-- Begin SOURCE PASSAGE --
Part 3: The 3-Engine Showdown — PASTA-GAN++ vs Nano Banana vs Vertex AI VTO

Introduction

Part 2 established that Nano Banana can perform virtual try-on effectively in isolation. But how does it compare to Google’s dedicated Vertex AI Virtual Try-On model? And how do both compare to the original PASTA-GAN++ system?

This final article documents 12 additional test cases designed to answer these questions. The comparison script (compare_vto.py) generates side-by-side images with all engines processing the same inputs — making the differences impossible to miss.

Source code: github.com/matu79go/metafit


Setting Up the Comparison

The comparison system runs Nano Banana and Vertex AI VTO against the same image pair, then composites the results into a single side-by-side image. For three-engine comparisons, PASTA-GAN++ results from the legacy system were included as an additional panel.

def create_comparison(person_img, clothing_img, nano_result, vto_result,
                      pasta_result=None, description=""):
    panels = [person_img, clothing_img]
    labels = ["Person", "Clothing"]

    if pasta_result:
        panels.append(pasta_result)
        labels.append("PASTA-GAN++")

    if nano_result:
        panels.append(nano_result)
        labels.append("Nano Banana")

    if vto_result:
        panels.append(vto_result)
-- End SOURCE PASSAGE --
-- Begin MATERIAL SUPPLIED --
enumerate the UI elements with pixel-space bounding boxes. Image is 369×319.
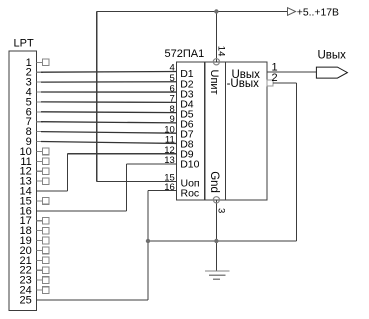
svg-text:LPT: LPT <box>14 38 34 50</box>
svg-text:Uпит: Uпит <box>208 70 220 95</box>
svg-text:Uвых: Uвых <box>318 49 347 61</box>
svg-text:Rос: Rос <box>181 187 200 199</box>
svg-text:3: 3 <box>215 208 226 213</box>
svg-text:25: 25 <box>20 294 32 306</box>
svg-text:2: 2 <box>271 72 277 84</box>
svg-text:13: 13 <box>164 155 175 166</box>
svg-text:-Uвых: -Uвых <box>227 78 260 90</box>
svg-text:Gnd: Gnd <box>208 171 220 193</box>
svg-text:16: 16 <box>164 182 175 193</box>
svg-text:D10: D10 <box>180 159 199 171</box>
svg-text:572ПА1: 572ПА1 <box>165 48 205 60</box>
svg-text:14: 14 <box>215 46 226 57</box>
svg-text:+5..+17В: +5..+17В <box>297 7 339 18</box>
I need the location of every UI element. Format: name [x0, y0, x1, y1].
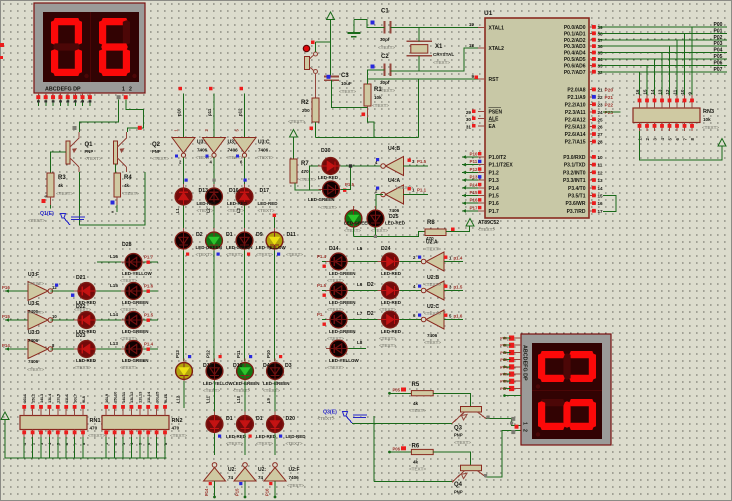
- svg-text:P1.6: P1.6: [489, 201, 500, 207]
- resistor R8: [424, 220, 455, 252]
- svg-text:P3.0/RXD: P3.0/RXD: [563, 155, 586, 161]
- svg-text:<TEXT>: <TEXT>: [702, 125, 719, 130]
- svg-text:P3.7/RD: P3.7/RD: [567, 209, 586, 215]
- svg-text:LED-GREEN: LED-GREEN: [329, 329, 356, 334]
- svg-text:P1.0/T2: P1.0/T2: [489, 155, 507, 161]
- LED D25 row B1: [175, 228, 192, 253]
- svg-text:<TEXT>: <TEXT>: [409, 467, 426, 472]
- svg-text:LED-RED: LED-RED: [381, 271, 402, 276]
- probe Q1(E): [28, 211, 85, 225]
- wires row B down to row C: [175, 250, 275, 361]
- resistor R6: [388, 444, 433, 472]
- wires row C to row D: [176, 381, 276, 414]
- svg-text:30pf: 30pf: [380, 80, 390, 85]
- U1 left pin labels: [478, 26, 513, 215]
- svg-text:P3.6/WR: P3.6/WR: [565, 201, 585, 207]
- svg-text:P2.1/A9: P2.1/A9: [567, 95, 585, 101]
- svg-text:P0.2/AD2: P0.2/AD2: [564, 38, 586, 44]
- svg-text:LED-RED: LED-RED: [76, 300, 97, 305]
- svg-text:D16: D16: [229, 188, 239, 194]
- svg-text:16L9: 16L9: [104, 393, 109, 403]
- svg-text:LED-GREEN: LED-GREEN: [329, 271, 356, 276]
- svg-text:P14: P14: [470, 182, 479, 187]
- svg-text:P04: P04: [500, 365, 508, 369]
- svg-text:470: 470: [172, 426, 180, 431]
- svg-text:LED-RED: LED-RED: [381, 329, 402, 334]
- capacitor C1: [378, 9, 395, 51]
- svg-text:D1: D1: [226, 232, 233, 238]
- LED D18 row D2: [237, 412, 254, 437]
- svg-text:R5: R5: [412, 382, 420, 388]
- svg-text:L8: L8: [357, 340, 363, 345]
- svg-text:RN1: RN1: [90, 418, 101, 424]
- svg-text:19: 19: [469, 22, 475, 27]
- power terminal VCC top: [327, 12, 335, 76]
- svg-text:<TEXT>: <TEXT>: [318, 416, 335, 421]
- svg-text:LED-RED: LED-RED: [381, 300, 402, 305]
- svg-text:P23: P23: [605, 110, 614, 116]
- LED D16b: [326, 311, 351, 328]
- svg-text:EA: EA: [489, 124, 496, 130]
- svg-text:P02: P02: [714, 35, 723, 41]
- svg-text:D9: D9: [256, 232, 263, 238]
- svg-text:<TEXT>: <TEXT>: [27, 310, 44, 315]
- row B labels: [186, 232, 303, 257]
- svg-text:<TEXT>: <TEXT>: [379, 343, 396, 348]
- LED D31 green dark: [308, 181, 355, 210]
- svg-text:P1.: P1.: [317, 312, 324, 317]
- svg-text:PNP: PNP: [454, 490, 463, 495]
- svg-text:15: 15: [643, 89, 648, 94]
- svg-text:LED-GREEN: LED-GREEN: [122, 300, 149, 305]
- svg-text:P15: P15: [2, 314, 10, 319]
- svg-text:4k: 4k: [413, 460, 419, 465]
- capacitor C3: [324, 73, 356, 94]
- LED D29: [378, 311, 403, 328]
- svg-text:<TEXT>: <TEXT>: [120, 336, 137, 341]
- svg-text:<TEXT>: <TEXT>: [379, 307, 396, 312]
- svg-text:LED-RED: LED-RED: [286, 434, 307, 439]
- svg-text:U3:E: U3:E: [28, 301, 40, 307]
- inverter U3:D: [27, 310, 53, 372]
- svg-text:P1.4: P1.4: [317, 254, 327, 259]
- wire D26 D25 bottoms: [354, 227, 376, 237]
- svg-text:PNP: PNP: [85, 149, 94, 154]
- LED D22: [74, 312, 99, 329]
- svg-text:P1.1: P1.1: [417, 188, 427, 193]
- svg-text:AT89C52: AT89C52: [478, 220, 499, 226]
- svg-text:<TEXT>: <TEXT>: [233, 388, 250, 393]
- svg-text:P11: P11: [470, 159, 478, 164]
- resistor R7: [290, 159, 316, 183]
- inverter U4:B: [375, 146, 428, 176]
- svg-text:P06: P06: [500, 380, 507, 384]
- svg-text:11: 11: [598, 163, 603, 168]
- svg-text:31: 31: [466, 125, 472, 130]
- wire P2.3 stub: [603, 111, 621, 113]
- svg-text:P05: P05: [714, 54, 723, 60]
- svg-text:9: 9: [471, 74, 474, 79]
- svg-text:29: 29: [466, 110, 472, 115]
- svg-text:15: 15: [598, 194, 604, 199]
- svg-text:7406: 7406: [228, 148, 239, 153]
- wire C2 left join: [327, 21, 385, 86]
- svg-text:P07: P07: [500, 387, 507, 391]
- wire R2 bottom to rail: [310, 122, 316, 138]
- svg-text:10k: 10k: [703, 117, 711, 122]
- svg-text:P0.3/AD3: P0.3/AD3: [564, 44, 586, 50]
- svg-text:CRYSTAL: CRYSTAL: [433, 52, 454, 57]
- row A labels: [175, 188, 278, 213]
- svg-text:D1: D1: [256, 416, 263, 422]
- wire Q4 collector to display: [484, 431, 521, 478]
- svg-text:P15: P15: [235, 488, 240, 496]
- svg-text:Q1(E): Q1(E): [40, 211, 54, 217]
- svg-text:P01: P01: [714, 28, 723, 34]
- svg-text:7406: 7406: [28, 359, 39, 364]
- node grey junction: [73, 126, 77, 130]
- svg-text:11L14: 11L14: [146, 391, 151, 403]
- svg-text:<TEXT>: <TEXT>: [74, 307, 91, 312]
- svg-text:L1: L1: [175, 207, 180, 213]
- wires row A to row B: [184, 206, 277, 232]
- LED D25 dark: [344, 206, 406, 233]
- LED D30: [318, 148, 343, 180]
- svg-text:11L6: 11L6: [64, 393, 69, 403]
- svg-text:<TEXT>: <TEXT>: [339, 89, 356, 94]
- svg-text:470: 470: [301, 169, 309, 174]
- R3 bottom stub: [42, 195, 51, 209]
- svg-text:12L13: 12L13: [138, 391, 143, 403]
- svg-text:D1: D1: [226, 416, 233, 422]
- svg-text:<TEXT>: <TEXT>: [409, 408, 426, 413]
- svg-text:U2:: U2:: [228, 467, 236, 473]
- svg-text:P07: P07: [714, 67, 723, 73]
- svg-text:D2: D2: [367, 311, 374, 317]
- inverter U2:D: [204, 463, 237, 481]
- inverter U2:C row: [421, 304, 444, 345]
- svg-text:R2: R2: [301, 100, 309, 106]
- wire Q4 emitter left: [374, 481, 452, 483]
- gate input stubs bottom: [204, 481, 275, 497]
- resistor network RN1: [20, 393, 105, 458]
- resistor R4: [114, 173, 139, 197]
- svg-text:2: 2: [129, 87, 132, 93]
- svg-text:P1.4: P1.4: [489, 186, 500, 192]
- svg-text:L11: L11: [206, 395, 211, 403]
- wire RST: [368, 70, 479, 84]
- svg-text:10k: 10k: [374, 95, 382, 100]
- display DS2 pins: [500, 336, 521, 435]
- svg-text:200: 200: [302, 108, 310, 113]
- svg-text:LED-RED: LED-RED: [76, 358, 97, 363]
- wire U4A input: [376, 195, 383, 209]
- svg-text:16: 16: [598, 201, 604, 206]
- wire LEDs to U4B: [340, 164, 383, 189]
- svg-text:P12: P12: [206, 350, 211, 358]
- wire terminals below gates: [213, 496, 276, 499]
- svg-text:<TEXT>: <TEXT>: [120, 307, 137, 312]
- svg-text:P1.5: P1.5: [489, 194, 500, 200]
- svg-text:10uF: 10uF: [341, 81, 352, 86]
- LED D19 row D1: [206, 412, 223, 437]
- svg-text:ABCDEFG DP: ABCDEFG DP: [522, 345, 528, 381]
- U1 left pin numbers: [466, 22, 478, 130]
- svg-text:<TEXT>: <TEXT>: [256, 252, 273, 257]
- net stubs left edge: [2, 285, 28, 351]
- svg-text:P3.1/TXD: P3.1/TXD: [564, 163, 586, 169]
- IC U1 AT89C52: [484, 10, 589, 218]
- svg-text:p11: p11: [207, 108, 212, 116]
- wire crystal top to XTAL1 net: [418, 28, 420, 42]
- power terminal R7: [290, 130, 298, 160]
- svg-text:27: 27: [598, 132, 604, 137]
- LED D17b yellow-label: [326, 340, 351, 357]
- inverter U4:A: [375, 178, 428, 204]
- svg-text:<TEXT>: <TEXT>: [170, 433, 187, 438]
- svg-text:P03: P03: [500, 358, 507, 362]
- svg-text:14L11: 14L11: [121, 391, 126, 403]
- svg-text:P3.5/T1: P3.5/T1: [568, 194, 586, 200]
- svg-text:LED-GREEN: LED-GREEN: [308, 197, 335, 202]
- svg-text:10L7: 10L7: [72, 393, 77, 403]
- svg-text:15L2: 15L2: [30, 393, 35, 403]
- row C labels: [188, 355, 292, 393]
- svg-text:P1.4: P1.4: [144, 342, 154, 347]
- svg-text:22: 22: [598, 95, 604, 100]
- svg-text:<TEXT>: <TEXT>: [74, 365, 91, 370]
- svg-text:L15: L15: [110, 283, 118, 288]
- resistor R5: [388, 382, 433, 413]
- wire R7 bottom: [295, 183, 321, 190]
- svg-text:P2.0/A8: P2.0/A8: [567, 88, 585, 94]
- wire D30 branch: [310, 166, 322, 190]
- svg-text:14: 14: [598, 186, 604, 191]
- svg-text:23: 23: [598, 102, 604, 107]
- left group second column labels: [120, 242, 152, 370]
- svg-text:<TEXT>: <TEXT>: [286, 252, 303, 257]
- svg-text:<TEXT>: <TEXT>: [226, 441, 243, 446]
- svg-text:LED-RED: LED-RED: [256, 434, 277, 439]
- svg-text:470: 470: [90, 426, 98, 431]
- svg-text:D25: D25: [389, 214, 399, 220]
- svg-text:LED-GREEN: LED-GREEN: [344, 221, 371, 226]
- display DS1 pins: [36, 93, 127, 106]
- svg-text:<TEXT>: <TEXT>: [88, 433, 105, 438]
- svg-text:P06: P06: [393, 447, 401, 452]
- svg-text:9L16: 9L16: [163, 393, 168, 403]
- svg-text:D17: D17: [260, 188, 270, 194]
- LED D26 green: [345, 206, 362, 231]
- crystal X1: [407, 41, 455, 65]
- svg-text:<TEXT>: <TEXT>: [263, 388, 280, 393]
- transistor Q3: [452, 407, 486, 446]
- svg-text:Q1: Q1: [85, 142, 94, 148]
- svg-text:<TEXT>: <TEXT>: [327, 365, 344, 370]
- svg-text:p1.4: p1.4: [454, 256, 463, 261]
- svg-text:LED-YELLOW: LED-YELLOW: [122, 271, 152, 276]
- wire P0 bus: [598, 27, 727, 95]
- wires D24 to U2 gates: [400, 255, 423, 320]
- LED D23: [74, 341, 99, 358]
- svg-text:R3: R3: [58, 175, 66, 181]
- svg-text:P00: P00: [500, 337, 507, 341]
- svg-text:LED-GREEN: LED-GREEN: [196, 245, 223, 250]
- LED left row2: [121, 283, 146, 300]
- LED D13: [175, 184, 192, 209]
- LED D14: [326, 253, 351, 270]
- LED D2 green row B2: [206, 228, 223, 253]
- LED D24: [378, 253, 403, 270]
- svg-text:21: 21: [598, 88, 604, 93]
- svg-text:U2:B: U2:B: [427, 275, 439, 281]
- svg-text:LED-RED: LED-RED: [318, 175, 339, 180]
- svg-text:LED-GREEN: LED-GREEN: [122, 329, 149, 334]
- svg-text:P0.4/AD4: P0.4/AD4: [564, 51, 586, 57]
- svg-text:P13: P13: [175, 350, 180, 358]
- svg-text:9L8: 9L8: [81, 395, 86, 403]
- LED D20 row D3: [267, 412, 284, 437]
- svg-text:<TEXT>: <TEXT>: [320, 205, 337, 210]
- svg-text:C3: C3: [341, 73, 349, 79]
- wire left rail x374: [373, 416, 375, 482]
- svg-text:74: 74: [228, 475, 234, 480]
- svg-text:12L5: 12L5: [56, 393, 61, 403]
- svg-text:1: 1: [122, 87, 125, 93]
- svg-text:P03: P03: [714, 41, 723, 47]
- svg-text:C1: C1: [381, 9, 389, 15]
- svg-text:P0.1/AD1: P0.1/AD1: [564, 31, 586, 37]
- svg-text:P17: P17: [470, 205, 479, 210]
- svg-text:P1.5: P1.5: [144, 313, 154, 318]
- resistor R3: [47, 173, 73, 197]
- LED D21: [74, 283, 99, 300]
- svg-text:LED-RED: LED-RED: [258, 201, 279, 206]
- svg-text:U2:A: U2:A: [426, 240, 438, 246]
- svg-text:<TEXT>: <TEXT>: [424, 340, 441, 345]
- svg-text:<TEXT>: <TEXT>: [257, 155, 274, 160]
- svg-text:XTAL1: XTAL1: [489, 26, 505, 32]
- svg-text:R1: R1: [374, 87, 382, 93]
- svg-text:L16: L16: [110, 254, 118, 259]
- svg-text:P12: P12: [470, 167, 479, 172]
- svg-text:25: 25: [598, 117, 604, 122]
- svg-text:P0.5/AD5: P0.5/AD5: [564, 57, 586, 63]
- svg-text:<TEXT>: <TEXT>: [196, 252, 213, 257]
- wire C3 bottom: [332, 92, 368, 108]
- wire reset rail: [316, 137, 419, 139]
- transistor Q4: [452, 465, 486, 494]
- resistor network RN3: [633, 89, 719, 140]
- svg-text:ABCDEFG DP: ABCDEFG DP: [45, 87, 81, 93]
- svg-text:74: 74: [258, 475, 264, 480]
- svg-text:4k: 4k: [124, 183, 130, 188]
- svg-text:<TEXT>: <TEXT>: [327, 307, 344, 312]
- svg-text:P22: P22: [605, 102, 614, 108]
- LED D17: [236, 184, 253, 209]
- svg-text:P1.6: P1.6: [144, 284, 154, 289]
- svg-text:L7: L7: [357, 311, 363, 316]
- wire R5 to Q3 base: [433, 393, 470, 406]
- wire C1 right to XTAL1: [391, 27, 479, 29]
- svg-text:Q4: Q4: [454, 482, 463, 488]
- wire P3.5-P3.7 bracket: [603, 196, 616, 212]
- svg-text:L12: L12: [176, 395, 181, 403]
- svg-text:p10: p10: [176, 108, 181, 116]
- svg-text:C2: C2: [381, 54, 389, 60]
- row D labels: [218, 416, 306, 446]
- svg-text:<TEXT>: <TEXT>: [433, 60, 450, 65]
- wire RN commons rail: [5, 420, 167, 459]
- LED left row4: [121, 341, 146, 358]
- LED D15: [326, 282, 351, 299]
- svg-text:P0.0/AD0: P0.0/AD0: [564, 25, 586, 31]
- resistor R2: [288, 98, 319, 124]
- svg-text:<TEXT>: <TEXT>: [122, 191, 139, 196]
- ground symbol: [347, 20, 360, 37]
- svg-text:P2.3/A11: P2.3/A11: [565, 110, 586, 116]
- probe Q3(E): [318, 410, 368, 424]
- svg-text:P3.2/INT0: P3.2/INT0: [563, 170, 586, 176]
- svg-text:U1: U1: [484, 10, 493, 17]
- svg-text:<TEXT>: <TEXT>: [344, 228, 361, 233]
- svg-text:U3:F: U3:F: [28, 272, 39, 278]
- svg-text:D11: D11: [287, 232, 296, 238]
- svg-text:<TEXT>: <TEXT>: [203, 388, 220, 393]
- wire RST junction down: [418, 79, 420, 138]
- top row squares: [185, 179, 247, 182]
- svg-text:P1.1/T2EX: P1.1/T2EX: [489, 163, 514, 169]
- wire C1 left to ground: [354, 20, 385, 28]
- transistor Q1: [66, 132, 102, 172]
- svg-text:<TEXT>: <TEXT>: [378, 45, 395, 50]
- svg-text:30pf: 30pf: [380, 37, 390, 42]
- svg-text:<TEXT>: <TEXT>: [152, 156, 169, 161]
- svg-text:RN3: RN3: [703, 109, 714, 115]
- svg-text:LED-GREEN: LED-GREEN: [122, 358, 149, 363]
- wire probe tap: [352, 422, 375, 424]
- svg-text:16L1: 16L1: [22, 393, 27, 403]
- LED D19 row B3: [236, 228, 253, 253]
- svg-text:P00: P00: [714, 22, 723, 28]
- svg-text:U2:F: U2:F: [289, 467, 300, 473]
- U1 right pin numbers: [592, 25, 603, 214]
- svg-text:D2: D2: [367, 282, 374, 288]
- svg-text:<TEXT>: <TEXT>: [379, 336, 396, 341]
- svg-text:10: 10: [680, 89, 685, 94]
- svg-text:P10: P10: [470, 152, 479, 157]
- wire RN3 pin1 to power: [640, 131, 723, 160]
- svg-text:P06: P06: [714, 60, 723, 66]
- svg-text:P05: P05: [393, 388, 401, 393]
- wire Q3 collector to display: [486, 416, 521, 426]
- U2 gate outputs: [444, 256, 463, 320]
- left group right stubs: [71, 255, 158, 351]
- svg-text:R6: R6: [412, 444, 420, 450]
- svg-text:<TEXT>: <TEXT>: [371, 228, 388, 233]
- svg-text:1: 1: [522, 422, 528, 425]
- wire R6 to Q4 base: [433, 452, 470, 465]
- U1 right pin labels: [563, 25, 596, 215]
- svg-text:U3:C: U3:C: [258, 140, 270, 146]
- svg-text:R4: R4: [124, 175, 132, 181]
- svg-text:<TEXT>: <TEXT>: [424, 311, 441, 316]
- svg-text:P20: P20: [605, 88, 614, 94]
- wire crystal bottom to XTAL2: [391, 48, 479, 71]
- LED D10 green row C3: [237, 359, 254, 384]
- svg-text:U4:A: U4:A: [388, 178, 400, 184]
- svg-text:P02: P02: [500, 351, 507, 355]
-- End MATERIAL SUPPLIED --
_EXERCISE BRIEF_. Write the next part of the virtual try-on comparison article, picking up right after its last line. The data above comes from a separate source.

_RESPONSE_.
        labels.append("Vertex VTO")

    # Resize all panels to same height, compose side by side
    target_h = 800
    resized = []
    for panel in panels:
        ratio = target_h / panel.height
        resized.append(panel.resize(
            (int(panel.width * ratio), target_h), Image.LANCZOS
        ))
    # ... compose into single image

Nano Banana vs Vertex VTO: Clothing Mode

The first set of tests compared the two engines in clothing mode — applying a flat product image to a person photo. This is Vertex VTO’s primary use case.

Test: Woman + Red Dress

Red dress comparison

Left to right: Target person, Clothing product, Nano Banana result, Vertex VTO result

AspectNano BananaVertex AI VTO
Color accuracyShifted from red to pinkExact red preserved
Design fidelityChanged to long pleated dressMaintained original length and shape
Pose preservationGoodGood

Vertex VTO wins clearly. Nano Banana “interpreted” the dress design and altered it significantly. Vertex VTO reproduced the exact product as shown in the image.

Test: Man + Hoodie

Hoodie comparison

Left to right: Target person, Clothing product, Nano Banana result, Vertex VTO result

Both engines produced good results. Vertex VTO maintained the background more accurately.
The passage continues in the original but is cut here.